### INSTRUCTIONS TO FOLLOW
Exactly repeat the material, dropping only the pictures.

Source data:

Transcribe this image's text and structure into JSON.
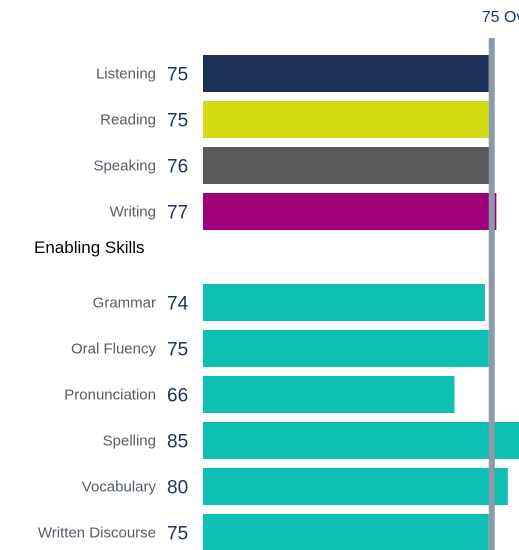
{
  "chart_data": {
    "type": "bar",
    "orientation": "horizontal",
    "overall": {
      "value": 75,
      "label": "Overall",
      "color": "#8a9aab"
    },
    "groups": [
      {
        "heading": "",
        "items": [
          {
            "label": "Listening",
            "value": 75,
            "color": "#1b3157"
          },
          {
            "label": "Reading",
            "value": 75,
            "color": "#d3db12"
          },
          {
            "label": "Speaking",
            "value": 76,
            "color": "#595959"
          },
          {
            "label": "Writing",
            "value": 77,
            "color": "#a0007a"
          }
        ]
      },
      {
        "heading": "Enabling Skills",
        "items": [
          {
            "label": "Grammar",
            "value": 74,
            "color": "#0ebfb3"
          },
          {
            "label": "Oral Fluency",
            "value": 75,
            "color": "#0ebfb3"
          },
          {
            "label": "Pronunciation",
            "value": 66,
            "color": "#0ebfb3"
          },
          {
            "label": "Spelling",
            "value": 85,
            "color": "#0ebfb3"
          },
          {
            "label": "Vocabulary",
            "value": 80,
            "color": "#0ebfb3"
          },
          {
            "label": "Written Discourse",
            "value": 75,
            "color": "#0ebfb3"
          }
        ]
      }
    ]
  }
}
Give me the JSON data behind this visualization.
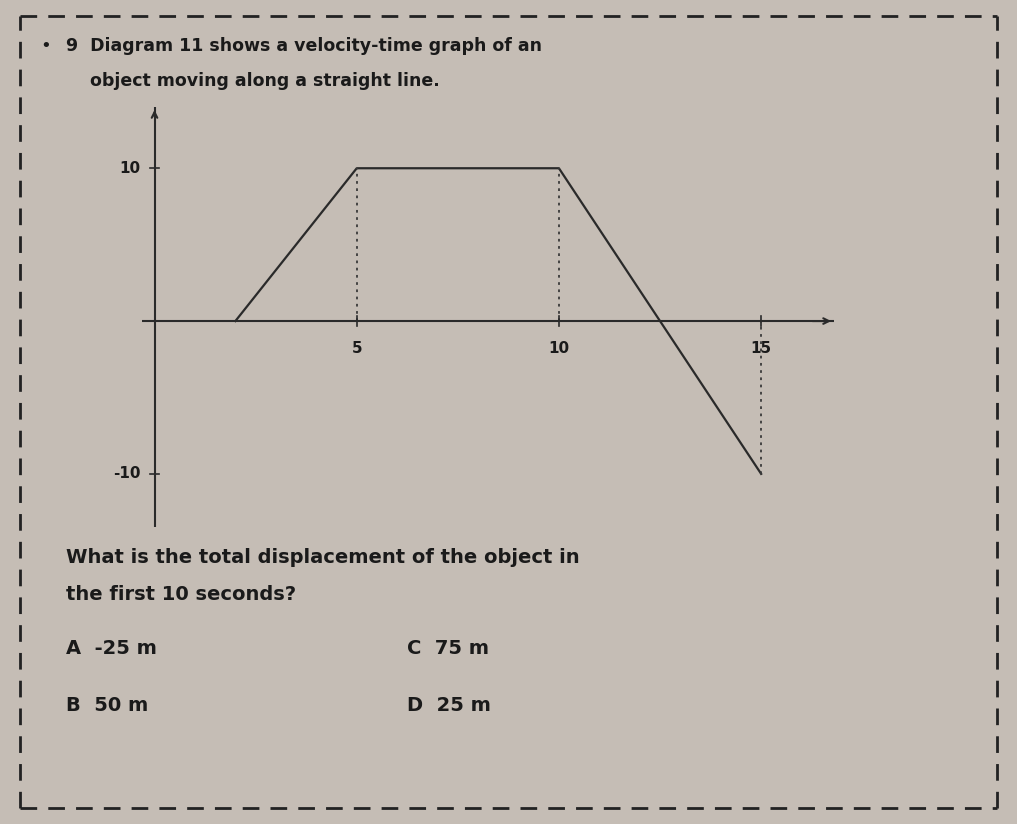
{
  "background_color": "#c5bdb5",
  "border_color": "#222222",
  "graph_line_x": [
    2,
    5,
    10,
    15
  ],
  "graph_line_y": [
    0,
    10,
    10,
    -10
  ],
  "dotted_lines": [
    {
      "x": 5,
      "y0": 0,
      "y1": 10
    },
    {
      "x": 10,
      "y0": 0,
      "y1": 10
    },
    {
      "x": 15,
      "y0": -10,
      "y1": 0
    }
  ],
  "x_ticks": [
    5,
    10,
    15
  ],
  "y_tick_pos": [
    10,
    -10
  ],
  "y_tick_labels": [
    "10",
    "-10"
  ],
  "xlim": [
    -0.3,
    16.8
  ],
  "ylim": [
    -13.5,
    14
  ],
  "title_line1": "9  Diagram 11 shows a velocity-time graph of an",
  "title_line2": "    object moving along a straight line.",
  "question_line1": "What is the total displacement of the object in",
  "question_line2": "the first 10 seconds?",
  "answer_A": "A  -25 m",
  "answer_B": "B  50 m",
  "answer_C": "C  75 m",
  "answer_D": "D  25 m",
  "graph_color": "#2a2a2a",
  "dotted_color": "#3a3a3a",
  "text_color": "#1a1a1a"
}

### THE REPLY
Transcribe this image's text and structure into JSON.
{
  "chart_data": {
    "type": "bar",
    "orientation": "horizontal",
    "overall": {
      "value": 75,
      "label": "Overall",
      "color": "#8a9aab"
    },
    "groups": [
      {
        "heading": "",
        "items": [
          {
            "label": "Listening",
            "value": 75,
            "color": "#1b3157"
          },
          {
            "label": "Reading",
            "value": 75,
            "color": "#d3db12"
          },
          {
            "label": "Speaking",
            "value": 76,
            "color": "#595959"
          },
          {
            "label": "Writing",
            "value": 77,
            "color": "#a0007a"
          }
        ]
      },
      {
        "heading": "Enabling Skills",
        "items": [
          {
            "label": "Grammar",
            "value": 74,
            "color": "#0ebfb3"
          },
          {
            "label": "Oral Fluency",
            "value": 75,
            "color": "#0ebfb3"
          },
          {
            "label": "Pronunciation",
            "value": 66,
            "color": "#0ebfb3"
          },
          {
            "label": "Spelling",
            "value": 85,
            "color": "#0ebfb3"
          },
          {
            "label": "Vocabulary",
            "value": 80,
            "color": "#0ebfb3"
          },
          {
            "label": "Written Discourse",
            "value": 75,
            "color": "#0ebfb3"
          }
        ]
      }
    ]
  }
}
Give me the JSON data behind this visualization.
{
  "background_color": "#c5bdb5",
  "border_color": "#222222",
  "graph_line_x": [
    2,
    5,
    10,
    15
  ],
  "graph_line_y": [
    0,
    10,
    10,
    -10
  ],
  "dotted_lines": [
    {
      "x": 5,
      "y0": 0,
      "y1": 10
    },
    {
      "x": 10,
      "y0": 0,
      "y1": 10
    },
    {
      "x": 15,
      "y0": -10,
      "y1": 0
    }
  ],
  "x_ticks": [
    5,
    10,
    15
  ],
  "y_tick_pos": [
    10,
    -10
  ],
  "y_tick_labels": [
    "10",
    "-10"
  ],
  "xlim": [
    -0.3,
    16.8
  ],
  "ylim": [
    -13.5,
    14
  ],
  "title_line1": "9  Diagram 11 shows a velocity-time graph of an",
  "title_line2": "    object moving along a straight line.",
  "question_line1": "What is the total displacement of the object in",
  "question_line2": "the first 10 seconds?",
  "answer_A": "A  -25 m",
  "answer_B": "B  50 m",
  "answer_C": "C  75 m",
  "answer_D": "D  25 m",
  "graph_color": "#2a2a2a",
  "dotted_color": "#3a3a3a",
  "text_color": "#1a1a1a"
}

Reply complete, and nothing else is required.